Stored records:
===============
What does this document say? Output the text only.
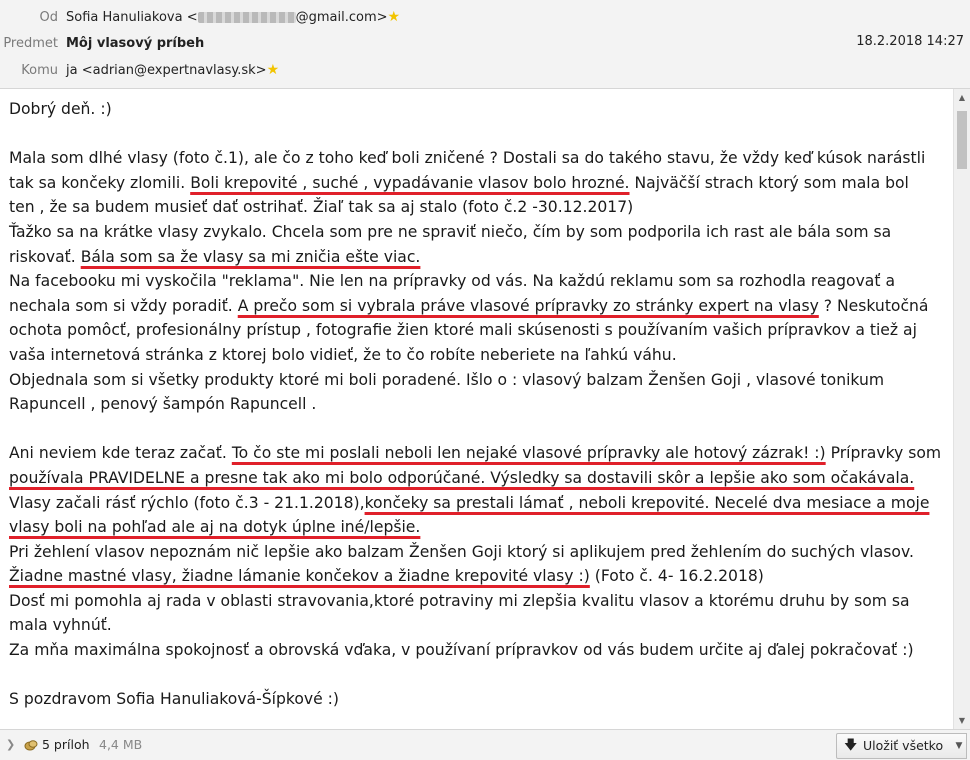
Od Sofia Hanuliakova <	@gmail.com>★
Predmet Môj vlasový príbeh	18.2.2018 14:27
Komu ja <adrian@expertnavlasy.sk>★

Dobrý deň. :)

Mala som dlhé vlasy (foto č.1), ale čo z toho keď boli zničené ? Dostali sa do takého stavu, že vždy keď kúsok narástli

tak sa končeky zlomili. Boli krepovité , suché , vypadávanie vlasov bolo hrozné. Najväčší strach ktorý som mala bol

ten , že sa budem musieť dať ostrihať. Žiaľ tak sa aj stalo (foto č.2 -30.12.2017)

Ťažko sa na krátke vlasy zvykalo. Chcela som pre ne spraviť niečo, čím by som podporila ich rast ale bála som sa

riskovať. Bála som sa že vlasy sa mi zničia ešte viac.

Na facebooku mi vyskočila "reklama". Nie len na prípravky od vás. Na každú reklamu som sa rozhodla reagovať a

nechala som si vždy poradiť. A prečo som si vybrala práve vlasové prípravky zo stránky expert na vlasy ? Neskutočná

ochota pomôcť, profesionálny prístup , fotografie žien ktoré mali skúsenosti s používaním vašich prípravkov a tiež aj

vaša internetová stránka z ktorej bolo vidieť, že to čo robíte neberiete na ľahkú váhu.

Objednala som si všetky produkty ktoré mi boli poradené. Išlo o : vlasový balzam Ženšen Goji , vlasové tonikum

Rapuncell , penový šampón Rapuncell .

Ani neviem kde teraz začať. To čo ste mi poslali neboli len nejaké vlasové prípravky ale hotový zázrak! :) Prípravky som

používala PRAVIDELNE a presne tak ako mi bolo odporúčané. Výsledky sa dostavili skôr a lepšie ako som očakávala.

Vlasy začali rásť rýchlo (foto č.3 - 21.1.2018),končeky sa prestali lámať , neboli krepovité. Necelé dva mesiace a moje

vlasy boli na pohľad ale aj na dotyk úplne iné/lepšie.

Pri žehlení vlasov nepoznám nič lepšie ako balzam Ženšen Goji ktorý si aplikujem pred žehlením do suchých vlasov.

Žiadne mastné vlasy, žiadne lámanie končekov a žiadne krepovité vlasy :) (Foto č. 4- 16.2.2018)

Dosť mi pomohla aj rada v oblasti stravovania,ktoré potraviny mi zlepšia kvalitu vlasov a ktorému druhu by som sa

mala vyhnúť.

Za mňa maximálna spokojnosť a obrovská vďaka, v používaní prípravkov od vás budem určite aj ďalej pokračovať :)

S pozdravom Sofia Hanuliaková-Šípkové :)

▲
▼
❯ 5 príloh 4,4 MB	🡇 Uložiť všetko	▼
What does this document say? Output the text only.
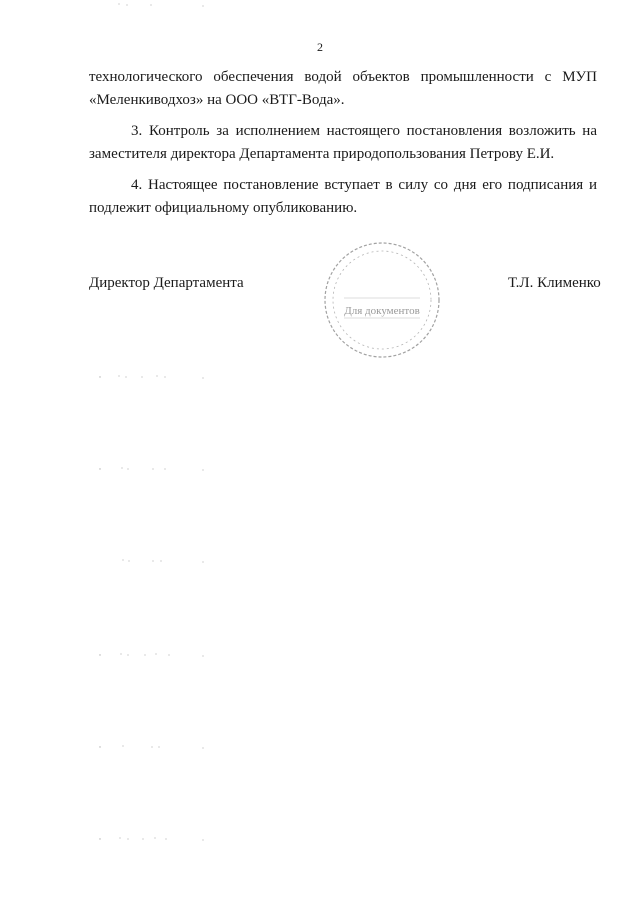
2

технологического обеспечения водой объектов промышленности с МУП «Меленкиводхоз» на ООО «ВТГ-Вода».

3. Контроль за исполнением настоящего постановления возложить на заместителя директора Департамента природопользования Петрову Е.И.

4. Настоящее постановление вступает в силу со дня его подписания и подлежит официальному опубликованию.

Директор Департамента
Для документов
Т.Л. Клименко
===============
Exercise: Exactly as written, return every line of the listing, but not the pictures.

Completed task:
What does this document say? Output the text only.
Od Sofia Hanuliakova <	@gmail.com>★
Predmet Môj vlasový príbeh	18.2.2018 14:27
Komu ja <adrian@expertnavlasy.sk>★

Dobrý deň. :)

Mala som dlhé vlasy (foto č.1), ale čo z toho keď boli zničené ? Dostali sa do takého stavu, že vždy keď kúsok narástli

tak sa končeky zlomili. Boli krepovité , suché , vypadávanie vlasov bolo hrozné. Najväčší strach ktorý som mala bol

ten , že sa budem musieť dať ostrihať. Žiaľ tak sa aj stalo (foto č.2 -30.12.2017)

Ťažko sa na krátke vlasy zvykalo. Chcela som pre ne spraviť niečo, čím by som podporila ich rast ale bála som sa

riskovať. Bála som sa že vlasy sa mi zničia ešte viac.

Na facebooku mi vyskočila "reklama". Nie len na prípravky od vás. Na každú reklamu som sa rozhodla reagovať a

nechala som si vždy poradiť. A prečo som si vybrala práve vlasové prípravky zo stránky expert na vlasy ? Neskutočná

ochota pomôcť, profesionálny prístup , fotografie žien ktoré mali skúsenosti s používaním vašich prípravkov a tiež aj

vaša internetová stránka z ktorej bolo vidieť, že to čo robíte neberiete na ľahkú váhu.

Objednala som si všetky produkty ktoré mi boli poradené. Išlo o : vlasový balzam Ženšen Goji , vlasové tonikum

Rapuncell , penový šampón Rapuncell .

Ani neviem kde teraz začať. To čo ste mi poslali neboli len nejaké vlasové prípravky ale hotový zázrak! :) Prípravky som

používala PRAVIDELNE a presne tak ako mi bolo odporúčané. Výsledky sa dostavili skôr a lepšie ako som očakávala.

Vlasy začali rásť rýchlo (foto č.3 - 21.1.2018),končeky sa prestali lámať , neboli krepovité. Necelé dva mesiace a moje

vlasy boli na pohľad ale aj na dotyk úplne iné/lepšie.

Pri žehlení vlasov nepoznám nič lepšie ako balzam Ženšen Goji ktorý si aplikujem pred žehlením do suchých vlasov.

Žiadne mastné vlasy, žiadne lámanie končekov a žiadne krepovité vlasy :) (Foto č. 4- 16.2.2018)

Dosť mi pomohla aj rada v oblasti stravovania,ktoré potraviny mi zlepšia kvalitu vlasov a ktorému druhu by som sa

mala vyhnúť.

Za mňa maximálna spokojnosť a obrovská vďaka, v používaní prípravkov od vás budem určite aj ďalej pokračovať :)

S pozdravom Sofia Hanuliaková-Šípkové :)

▲
▼
❯ 5 príloh 4,4 MB	🡇 Uložiť všetko	▼
What does this document say? Output the text only.
2

технологического обеспечения водой объектов промышленности с МУП «Меленкиводхоз» на ООО «ВТГ-Вода».

3. Контроль за исполнением настоящего постановления возложить на заместителя директора Департамента природопользования Петрову Е.И.

4. Настоящее постановление вступает в силу со дня его подписания и подлежит официальному опубликованию.

Директор Департамента
Для документов
Т.Л. Клименко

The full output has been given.